Exercise:
All lines below must be repeated exactly, with the pictures omitted.

[Rows from a dataset]
◆ ◆ ◆ ◆ ◆
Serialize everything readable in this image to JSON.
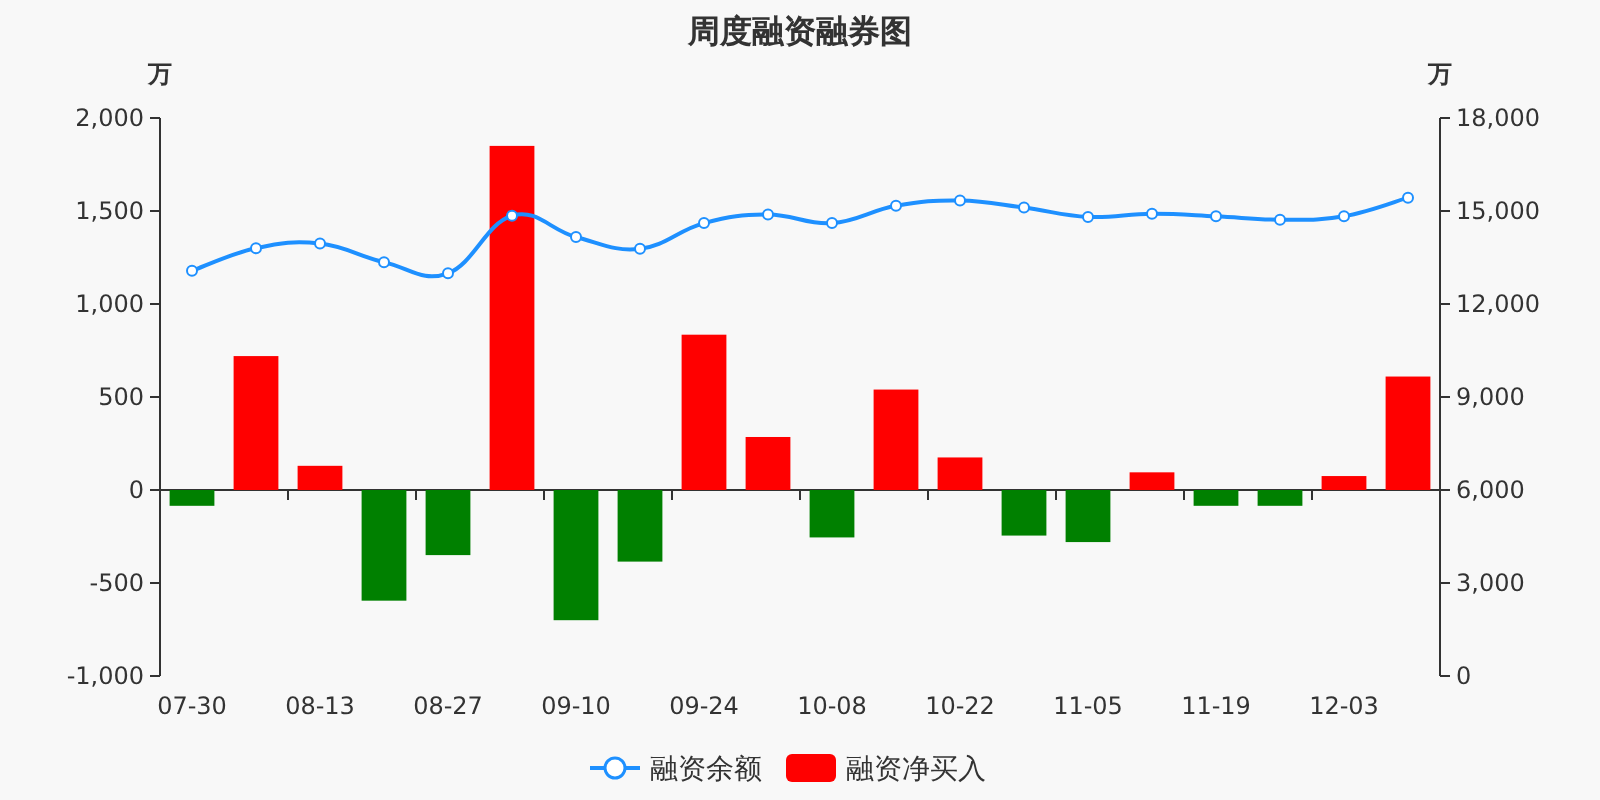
{
  "chart_data": {
    "type": "bar",
    "title": "周度融资融券图",
    "ylabel": "万",
    "y2label": "万",
    "legend": "bottom",
    "categories": [
      "07-30",
      null,
      "08-13",
      null,
      "08-27",
      null,
      "09-10",
      null,
      "09-24",
      null,
      "10-08",
      null,
      "10-22",
      null,
      "11-05",
      null,
      "11-19",
      null,
      "12-03",
      null
    ],
    "ylim": [
      -1000,
      2000
    ],
    "yticks": [
      {
        "value": -1000,
        "label": "-1,000"
      },
      -500,
      0,
      500,
      {
        "value": 1000,
        "label": "1,000"
      },
      {
        "value": 1500,
        "label": "1,500"
      },
      {
        "value": 2000,
        "label": "2,000"
      }
    ],
    "y2lim": [
      0,
      18000
    ],
    "y2ticks": [
      0,
      {
        "value": 3000,
        "label": "3,000"
      },
      {
        "value": 6000,
        "label": "6,000"
      },
      {
        "value": 9000,
        "label": "9,000"
      },
      {
        "value": 12000,
        "label": "12,000"
      },
      {
        "value": 15000,
        "label": "15,000"
      },
      {
        "value": 18000,
        "label": "18,000"
      }
    ],
    "series": [
      {
        "name": "融资余额",
        "type": "line",
        "axis": "y2",
        "marker": "circle",
        "color": "#1e90ff",
        "values": [
          13070,
          13800,
          13950,
          13350,
          12990,
          14850,
          14160,
          13780,
          14610,
          14890,
          14610,
          15170,
          15340,
          15110,
          14810,
          14910,
          14830,
          14720,
          14830,
          15430
        ]
      },
      {
        "name": "融资净买入",
        "color": "#ff0000",
        "values": [
          -85,
          720,
          130,
          -595,
          -350,
          1850,
          -700,
          -385,
          835,
          285,
          -255,
          540,
          175,
          -245,
          -280,
          95,
          -85,
          -85,
          75,
          610
        ],
        "colors": [
          "#008000",
          "#ff0000",
          "#ff0000",
          "#008000",
          "#008000",
          "#ff0000",
          "#008000",
          "#008000",
          "#ff0000",
          "#ff0000",
          "#008000",
          "#ff0000",
          "#ff0000",
          "#008000",
          "#008000",
          "#ff0000",
          "#008000",
          "#008000",
          "#ff0000",
          "#ff0000"
        ]
      }
    ]
  }
}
◆ ◆ ◆ ◆ ◆
Solution to the exercise:
Serialize everything readable in this image to JSON.
{
  "chart_data": {
    "type": "bar",
    "title": "周度融资融券图",
    "ylabel": "万",
    "y2label": "万",
    "legend": "bottom",
    "categories": [
      "07-30",
      null,
      "08-13",
      null,
      "08-27",
      null,
      "09-10",
      null,
      "09-24",
      null,
      "10-08",
      null,
      "10-22",
      null,
      "11-05",
      null,
      "11-19",
      null,
      "12-03",
      null
    ],
    "ylim": [
      -1000,
      2000
    ],
    "yticks": [
      {
        "value": -1000,
        "label": "-1,000"
      },
      -500,
      0,
      500,
      {
        "value": 1000,
        "label": "1,000"
      },
      {
        "value": 1500,
        "label": "1,500"
      },
      {
        "value": 2000,
        "label": "2,000"
      }
    ],
    "y2lim": [
      0,
      18000
    ],
    "y2ticks": [
      0,
      {
        "value": 3000,
        "label": "3,000"
      },
      {
        "value": 6000,
        "label": "6,000"
      },
      {
        "value": 9000,
        "label": "9,000"
      },
      {
        "value": 12000,
        "label": "12,000"
      },
      {
        "value": 15000,
        "label": "15,000"
      },
      {
        "value": 18000,
        "label": "18,000"
      }
    ],
    "series": [
      {
        "name": "融资余额",
        "type": "line",
        "axis": "y2",
        "marker": "circle",
        "color": "#1e90ff",
        "values": [
          13070,
          13800,
          13950,
          13350,
          12990,
          14850,
          14160,
          13780,
          14610,
          14890,
          14610,
          15170,
          15340,
          15110,
          14810,
          14910,
          14830,
          14720,
          14830,
          15430
        ]
      },
      {
        "name": "融资净买入",
        "color": "#ff0000",
        "values": [
          -85,
          720,
          130,
          -595,
          -350,
          1850,
          -700,
          -385,
          835,
          285,
          -255,
          540,
          175,
          -245,
          -280,
          95,
          -85,
          -85,
          75,
          610
        ],
        "colors": [
          "#008000",
          "#ff0000",
          "#ff0000",
          "#008000",
          "#008000",
          "#ff0000",
          "#008000",
          "#008000",
          "#ff0000",
          "#ff0000",
          "#008000",
          "#ff0000",
          "#ff0000",
          "#008000",
          "#008000",
          "#ff0000",
          "#008000",
          "#008000",
          "#ff0000",
          "#ff0000"
        ]
      }
    ]
  }
}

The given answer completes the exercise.